Short exercise → Report only the number of lines in this material that include the string "Service".

Supplied data →
* Begin *

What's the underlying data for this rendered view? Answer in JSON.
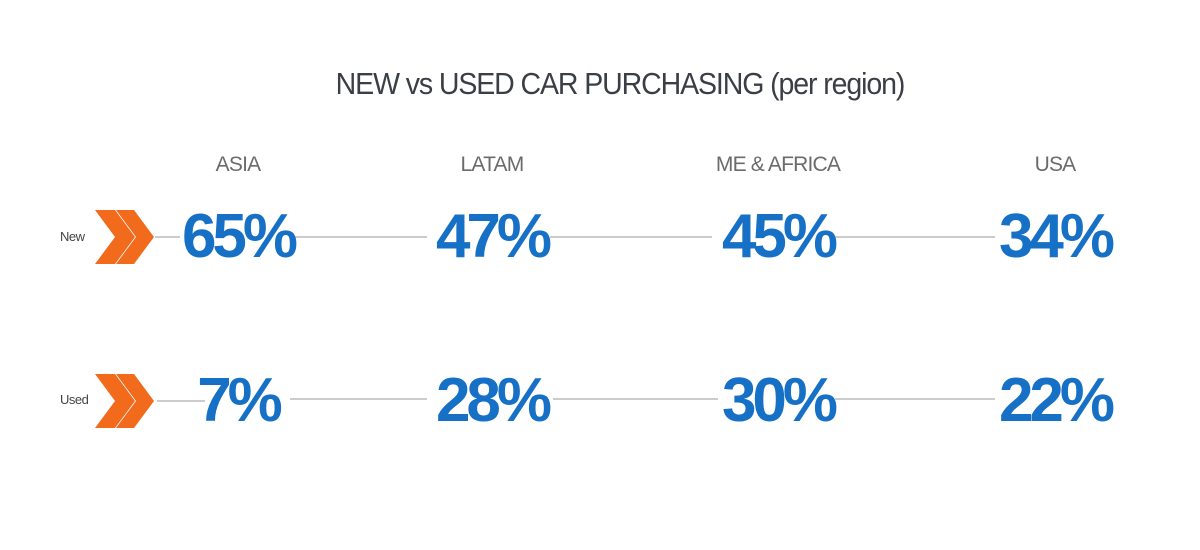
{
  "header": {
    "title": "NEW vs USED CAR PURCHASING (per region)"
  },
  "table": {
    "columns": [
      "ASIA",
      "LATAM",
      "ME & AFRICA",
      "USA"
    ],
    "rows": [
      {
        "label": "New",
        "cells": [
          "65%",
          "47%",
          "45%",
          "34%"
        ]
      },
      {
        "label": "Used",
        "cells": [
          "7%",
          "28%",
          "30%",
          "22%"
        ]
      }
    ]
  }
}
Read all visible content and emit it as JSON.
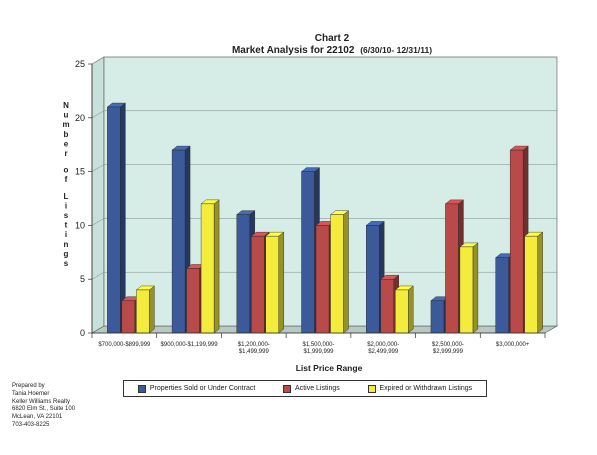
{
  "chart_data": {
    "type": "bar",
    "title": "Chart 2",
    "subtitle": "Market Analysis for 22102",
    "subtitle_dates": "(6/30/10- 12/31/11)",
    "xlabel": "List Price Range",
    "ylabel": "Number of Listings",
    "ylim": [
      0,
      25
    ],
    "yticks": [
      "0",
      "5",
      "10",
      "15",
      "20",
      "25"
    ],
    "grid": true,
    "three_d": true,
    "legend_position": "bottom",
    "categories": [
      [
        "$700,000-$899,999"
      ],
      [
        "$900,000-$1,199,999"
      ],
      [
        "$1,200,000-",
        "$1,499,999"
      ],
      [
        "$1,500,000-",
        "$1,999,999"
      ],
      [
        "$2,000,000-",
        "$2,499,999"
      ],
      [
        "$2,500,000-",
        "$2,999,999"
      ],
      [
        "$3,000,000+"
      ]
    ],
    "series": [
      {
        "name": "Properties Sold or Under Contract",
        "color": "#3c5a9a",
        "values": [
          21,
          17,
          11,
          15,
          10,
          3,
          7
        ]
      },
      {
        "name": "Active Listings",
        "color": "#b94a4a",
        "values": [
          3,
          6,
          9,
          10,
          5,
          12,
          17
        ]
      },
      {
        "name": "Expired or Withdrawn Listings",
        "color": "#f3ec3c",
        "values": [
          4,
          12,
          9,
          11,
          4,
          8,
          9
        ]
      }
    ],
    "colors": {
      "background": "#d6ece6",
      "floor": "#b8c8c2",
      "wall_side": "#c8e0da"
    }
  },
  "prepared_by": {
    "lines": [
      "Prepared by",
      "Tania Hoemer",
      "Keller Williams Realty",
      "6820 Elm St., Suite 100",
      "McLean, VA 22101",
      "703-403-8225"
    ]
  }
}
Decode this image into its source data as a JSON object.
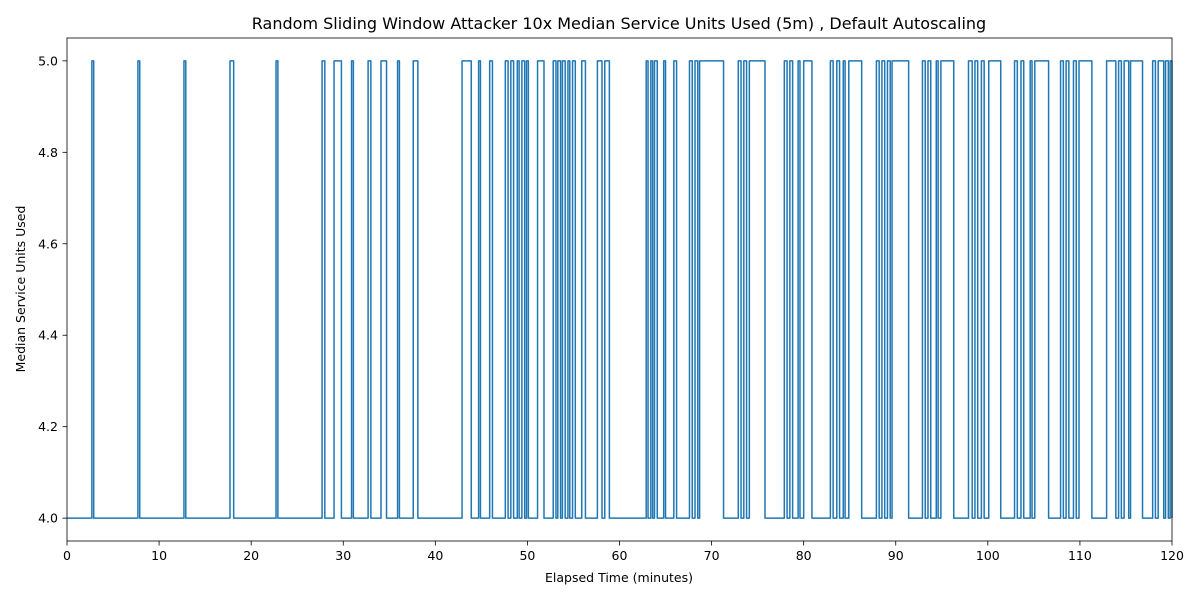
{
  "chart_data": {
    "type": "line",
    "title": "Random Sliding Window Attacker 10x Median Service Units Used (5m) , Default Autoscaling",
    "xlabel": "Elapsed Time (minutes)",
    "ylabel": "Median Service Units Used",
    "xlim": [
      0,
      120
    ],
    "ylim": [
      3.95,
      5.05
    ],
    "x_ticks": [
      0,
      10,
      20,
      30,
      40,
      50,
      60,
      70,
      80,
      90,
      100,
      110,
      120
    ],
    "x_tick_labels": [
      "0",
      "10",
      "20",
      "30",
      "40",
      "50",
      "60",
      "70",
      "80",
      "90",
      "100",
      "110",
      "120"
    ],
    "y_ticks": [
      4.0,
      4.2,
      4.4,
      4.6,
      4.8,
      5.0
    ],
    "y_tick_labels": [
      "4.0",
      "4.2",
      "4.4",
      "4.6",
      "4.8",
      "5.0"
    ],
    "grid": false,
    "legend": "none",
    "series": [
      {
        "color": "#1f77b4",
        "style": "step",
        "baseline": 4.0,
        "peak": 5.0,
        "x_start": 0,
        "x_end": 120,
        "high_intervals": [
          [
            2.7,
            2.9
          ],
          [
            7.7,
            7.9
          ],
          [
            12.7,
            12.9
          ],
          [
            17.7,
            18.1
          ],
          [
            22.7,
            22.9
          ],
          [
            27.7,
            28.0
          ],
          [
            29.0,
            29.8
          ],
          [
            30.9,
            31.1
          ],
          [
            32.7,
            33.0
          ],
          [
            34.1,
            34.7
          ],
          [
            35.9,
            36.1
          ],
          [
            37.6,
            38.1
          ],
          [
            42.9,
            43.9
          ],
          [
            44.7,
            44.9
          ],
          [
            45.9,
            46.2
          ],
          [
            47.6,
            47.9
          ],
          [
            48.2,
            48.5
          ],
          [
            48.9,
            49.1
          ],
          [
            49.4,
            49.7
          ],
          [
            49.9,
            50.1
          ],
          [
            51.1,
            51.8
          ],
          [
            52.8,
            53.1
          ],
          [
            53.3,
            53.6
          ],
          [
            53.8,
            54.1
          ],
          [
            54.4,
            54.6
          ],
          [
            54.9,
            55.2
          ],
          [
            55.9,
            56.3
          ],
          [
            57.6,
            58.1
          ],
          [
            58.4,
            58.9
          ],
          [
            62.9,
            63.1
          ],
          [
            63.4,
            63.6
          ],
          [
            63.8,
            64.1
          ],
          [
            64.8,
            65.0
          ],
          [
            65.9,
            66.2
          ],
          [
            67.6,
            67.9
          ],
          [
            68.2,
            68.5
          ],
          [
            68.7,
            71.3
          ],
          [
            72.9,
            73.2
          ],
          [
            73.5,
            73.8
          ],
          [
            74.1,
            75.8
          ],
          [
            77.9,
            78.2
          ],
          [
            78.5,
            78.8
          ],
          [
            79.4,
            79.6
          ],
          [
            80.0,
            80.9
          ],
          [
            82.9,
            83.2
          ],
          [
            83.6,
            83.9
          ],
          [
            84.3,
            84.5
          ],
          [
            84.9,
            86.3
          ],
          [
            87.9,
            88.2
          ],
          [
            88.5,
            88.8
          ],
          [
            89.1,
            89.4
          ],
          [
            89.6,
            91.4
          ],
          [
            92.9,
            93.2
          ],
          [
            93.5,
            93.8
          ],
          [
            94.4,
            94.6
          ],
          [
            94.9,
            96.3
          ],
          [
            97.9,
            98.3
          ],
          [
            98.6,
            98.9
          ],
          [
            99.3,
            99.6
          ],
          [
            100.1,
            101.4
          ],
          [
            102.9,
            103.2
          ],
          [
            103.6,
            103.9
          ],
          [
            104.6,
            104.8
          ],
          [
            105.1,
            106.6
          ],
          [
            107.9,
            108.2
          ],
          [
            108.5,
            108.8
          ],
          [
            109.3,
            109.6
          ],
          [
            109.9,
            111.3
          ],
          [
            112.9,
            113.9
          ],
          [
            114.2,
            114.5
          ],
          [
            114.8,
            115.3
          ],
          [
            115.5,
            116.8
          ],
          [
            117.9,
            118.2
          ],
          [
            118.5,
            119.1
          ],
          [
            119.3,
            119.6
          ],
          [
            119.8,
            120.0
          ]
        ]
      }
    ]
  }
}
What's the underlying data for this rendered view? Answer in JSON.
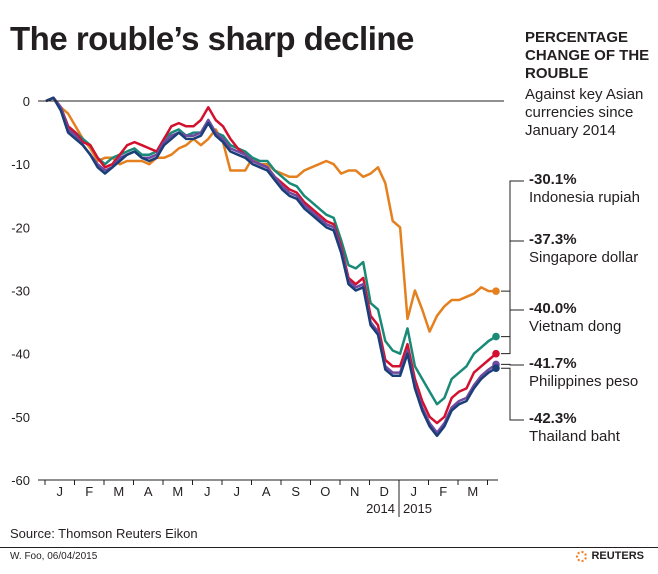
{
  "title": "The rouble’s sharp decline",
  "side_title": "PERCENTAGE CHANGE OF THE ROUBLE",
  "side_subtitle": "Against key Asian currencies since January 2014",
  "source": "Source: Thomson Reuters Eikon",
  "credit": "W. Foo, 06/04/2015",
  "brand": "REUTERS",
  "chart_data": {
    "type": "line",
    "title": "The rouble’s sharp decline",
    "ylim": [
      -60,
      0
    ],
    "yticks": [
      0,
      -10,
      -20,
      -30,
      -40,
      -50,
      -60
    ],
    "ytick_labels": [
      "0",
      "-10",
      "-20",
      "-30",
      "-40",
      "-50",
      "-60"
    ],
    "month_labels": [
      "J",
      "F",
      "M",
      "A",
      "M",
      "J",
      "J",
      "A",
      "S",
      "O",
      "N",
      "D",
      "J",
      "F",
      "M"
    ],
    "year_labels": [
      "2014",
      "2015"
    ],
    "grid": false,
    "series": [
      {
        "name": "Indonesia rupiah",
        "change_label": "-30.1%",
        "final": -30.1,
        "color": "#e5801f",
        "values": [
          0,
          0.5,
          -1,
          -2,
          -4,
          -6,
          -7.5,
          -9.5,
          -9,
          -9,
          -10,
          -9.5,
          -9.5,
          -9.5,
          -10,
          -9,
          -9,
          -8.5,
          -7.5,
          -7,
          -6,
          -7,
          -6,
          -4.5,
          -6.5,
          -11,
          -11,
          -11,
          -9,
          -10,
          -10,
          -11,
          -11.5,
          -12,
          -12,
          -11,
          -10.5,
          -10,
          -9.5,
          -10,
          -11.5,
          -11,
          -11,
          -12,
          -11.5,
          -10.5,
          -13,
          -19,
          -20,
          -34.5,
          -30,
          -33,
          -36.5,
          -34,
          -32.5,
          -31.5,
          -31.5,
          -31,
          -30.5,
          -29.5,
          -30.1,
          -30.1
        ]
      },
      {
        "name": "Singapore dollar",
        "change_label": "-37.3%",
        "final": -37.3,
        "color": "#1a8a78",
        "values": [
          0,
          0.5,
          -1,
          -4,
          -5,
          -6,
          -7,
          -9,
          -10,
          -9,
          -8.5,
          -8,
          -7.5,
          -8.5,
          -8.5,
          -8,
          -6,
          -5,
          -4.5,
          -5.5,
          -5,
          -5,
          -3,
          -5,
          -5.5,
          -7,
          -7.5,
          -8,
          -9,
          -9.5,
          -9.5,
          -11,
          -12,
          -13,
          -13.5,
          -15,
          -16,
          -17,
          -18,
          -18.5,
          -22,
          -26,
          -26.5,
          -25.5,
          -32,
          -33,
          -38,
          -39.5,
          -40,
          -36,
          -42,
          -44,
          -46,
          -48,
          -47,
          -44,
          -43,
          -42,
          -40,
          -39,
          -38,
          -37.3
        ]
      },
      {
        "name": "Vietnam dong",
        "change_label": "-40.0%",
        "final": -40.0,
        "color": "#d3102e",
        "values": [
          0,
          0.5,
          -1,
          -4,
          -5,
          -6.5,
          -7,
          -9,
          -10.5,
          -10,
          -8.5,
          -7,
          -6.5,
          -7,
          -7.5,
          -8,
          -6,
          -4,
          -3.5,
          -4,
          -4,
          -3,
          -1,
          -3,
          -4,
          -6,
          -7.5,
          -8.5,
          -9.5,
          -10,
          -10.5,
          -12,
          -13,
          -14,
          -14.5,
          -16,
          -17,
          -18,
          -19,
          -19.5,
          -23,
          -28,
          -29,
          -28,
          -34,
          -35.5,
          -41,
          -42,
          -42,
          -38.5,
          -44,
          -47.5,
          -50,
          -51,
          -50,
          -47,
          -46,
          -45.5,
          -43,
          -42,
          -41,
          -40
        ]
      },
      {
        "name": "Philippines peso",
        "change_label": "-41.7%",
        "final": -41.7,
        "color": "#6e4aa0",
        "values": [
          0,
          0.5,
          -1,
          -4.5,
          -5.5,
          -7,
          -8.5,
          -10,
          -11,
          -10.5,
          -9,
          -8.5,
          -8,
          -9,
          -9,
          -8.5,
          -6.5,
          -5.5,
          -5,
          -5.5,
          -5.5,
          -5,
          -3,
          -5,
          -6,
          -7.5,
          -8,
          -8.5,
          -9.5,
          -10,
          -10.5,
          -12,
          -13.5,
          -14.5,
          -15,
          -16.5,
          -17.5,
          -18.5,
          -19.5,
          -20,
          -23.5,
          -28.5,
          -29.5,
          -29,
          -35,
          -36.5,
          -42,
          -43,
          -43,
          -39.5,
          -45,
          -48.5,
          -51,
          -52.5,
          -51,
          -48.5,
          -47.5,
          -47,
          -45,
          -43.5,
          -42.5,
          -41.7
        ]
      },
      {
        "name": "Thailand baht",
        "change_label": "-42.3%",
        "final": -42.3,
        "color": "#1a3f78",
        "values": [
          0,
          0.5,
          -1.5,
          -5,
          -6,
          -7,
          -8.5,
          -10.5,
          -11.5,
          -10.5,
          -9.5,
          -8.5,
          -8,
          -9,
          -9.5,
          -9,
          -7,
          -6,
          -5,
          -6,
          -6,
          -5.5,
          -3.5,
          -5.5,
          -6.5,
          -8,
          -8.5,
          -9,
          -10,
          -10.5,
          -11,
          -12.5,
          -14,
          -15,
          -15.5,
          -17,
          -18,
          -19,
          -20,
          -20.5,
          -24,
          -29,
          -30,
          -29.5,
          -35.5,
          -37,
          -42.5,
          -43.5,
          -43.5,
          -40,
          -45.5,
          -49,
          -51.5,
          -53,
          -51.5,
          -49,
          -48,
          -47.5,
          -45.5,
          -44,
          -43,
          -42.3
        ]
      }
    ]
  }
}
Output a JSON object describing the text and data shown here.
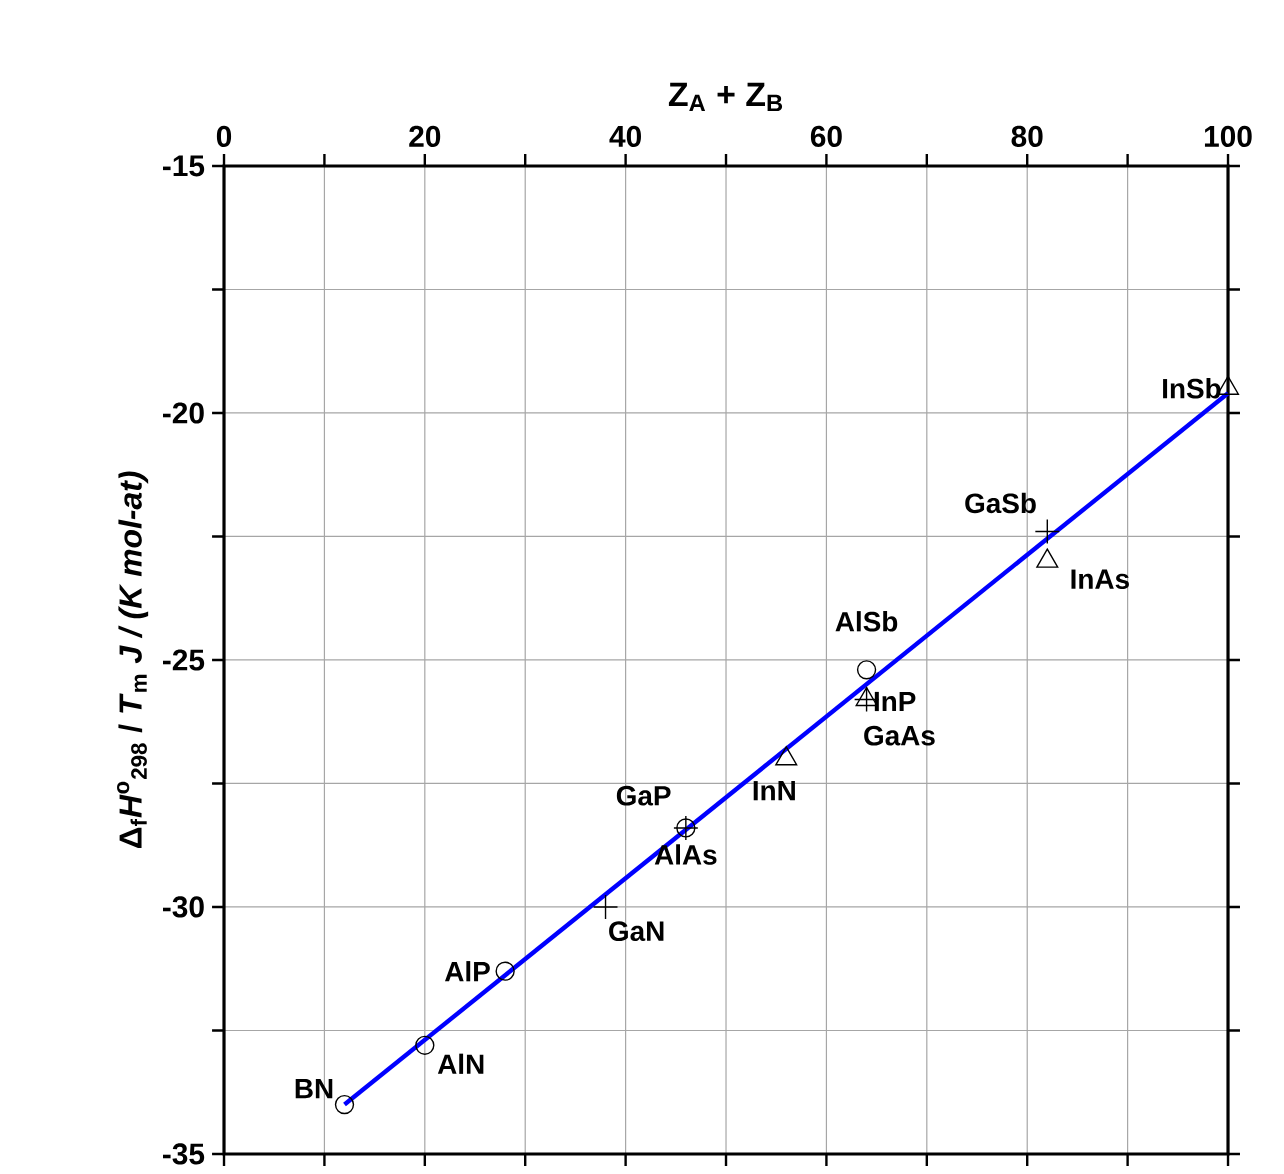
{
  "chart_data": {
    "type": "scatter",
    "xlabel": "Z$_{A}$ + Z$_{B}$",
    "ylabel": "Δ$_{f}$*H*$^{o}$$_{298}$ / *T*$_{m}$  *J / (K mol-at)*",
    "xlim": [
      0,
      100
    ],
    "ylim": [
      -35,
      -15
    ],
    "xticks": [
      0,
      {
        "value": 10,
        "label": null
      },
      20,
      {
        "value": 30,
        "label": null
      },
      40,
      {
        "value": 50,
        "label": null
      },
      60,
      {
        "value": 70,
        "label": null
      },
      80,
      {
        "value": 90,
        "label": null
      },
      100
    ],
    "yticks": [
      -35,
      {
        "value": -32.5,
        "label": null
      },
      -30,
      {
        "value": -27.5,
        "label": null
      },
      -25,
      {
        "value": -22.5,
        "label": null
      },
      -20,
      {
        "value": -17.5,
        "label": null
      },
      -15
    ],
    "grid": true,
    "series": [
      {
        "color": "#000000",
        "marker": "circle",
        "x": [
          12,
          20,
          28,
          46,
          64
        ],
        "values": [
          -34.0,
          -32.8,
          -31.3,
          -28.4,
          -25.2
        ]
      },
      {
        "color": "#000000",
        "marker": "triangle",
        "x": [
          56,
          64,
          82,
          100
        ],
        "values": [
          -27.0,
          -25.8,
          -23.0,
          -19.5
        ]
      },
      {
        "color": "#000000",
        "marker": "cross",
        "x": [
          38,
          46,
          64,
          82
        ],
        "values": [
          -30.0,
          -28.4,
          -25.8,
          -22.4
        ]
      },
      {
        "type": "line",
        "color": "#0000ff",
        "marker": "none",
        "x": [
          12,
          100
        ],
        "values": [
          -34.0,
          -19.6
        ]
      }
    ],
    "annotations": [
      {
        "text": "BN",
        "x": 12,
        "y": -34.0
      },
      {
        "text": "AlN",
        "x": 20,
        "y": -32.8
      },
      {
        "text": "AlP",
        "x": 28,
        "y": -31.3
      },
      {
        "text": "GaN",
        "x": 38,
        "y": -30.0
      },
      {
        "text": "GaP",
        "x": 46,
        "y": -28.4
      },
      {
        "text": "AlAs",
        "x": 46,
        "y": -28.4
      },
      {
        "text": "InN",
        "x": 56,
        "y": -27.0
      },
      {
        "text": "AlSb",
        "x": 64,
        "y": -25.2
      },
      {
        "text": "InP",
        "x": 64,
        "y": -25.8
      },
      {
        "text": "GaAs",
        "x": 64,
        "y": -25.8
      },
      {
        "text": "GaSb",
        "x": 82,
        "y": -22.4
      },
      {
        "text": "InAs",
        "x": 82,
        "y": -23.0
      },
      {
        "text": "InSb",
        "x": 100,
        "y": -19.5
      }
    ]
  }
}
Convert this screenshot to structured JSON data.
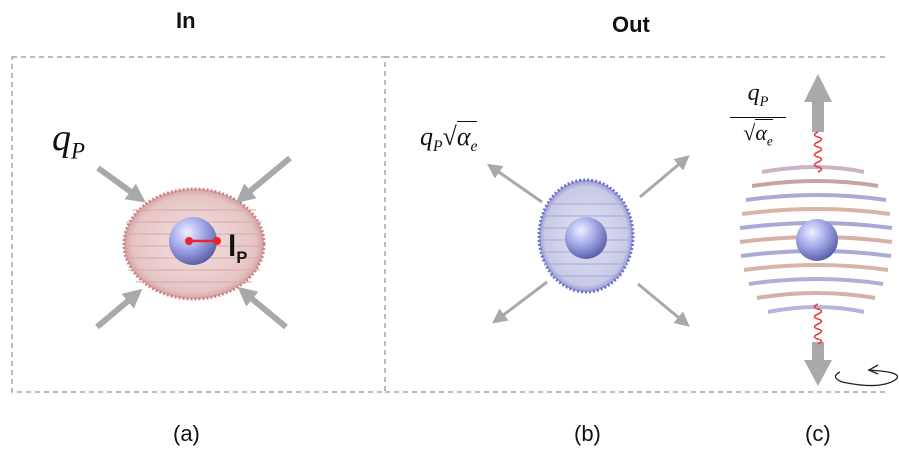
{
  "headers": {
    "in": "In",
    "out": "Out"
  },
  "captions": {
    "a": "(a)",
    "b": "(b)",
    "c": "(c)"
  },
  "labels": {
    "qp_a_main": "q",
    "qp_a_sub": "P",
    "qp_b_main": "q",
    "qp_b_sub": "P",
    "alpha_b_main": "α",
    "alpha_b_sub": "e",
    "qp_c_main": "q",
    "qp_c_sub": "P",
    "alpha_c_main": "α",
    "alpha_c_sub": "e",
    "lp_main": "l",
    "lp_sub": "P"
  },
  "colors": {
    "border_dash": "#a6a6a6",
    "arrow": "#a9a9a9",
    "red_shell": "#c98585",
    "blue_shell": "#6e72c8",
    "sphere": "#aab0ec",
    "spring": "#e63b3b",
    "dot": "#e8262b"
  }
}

* End *

Task result → 2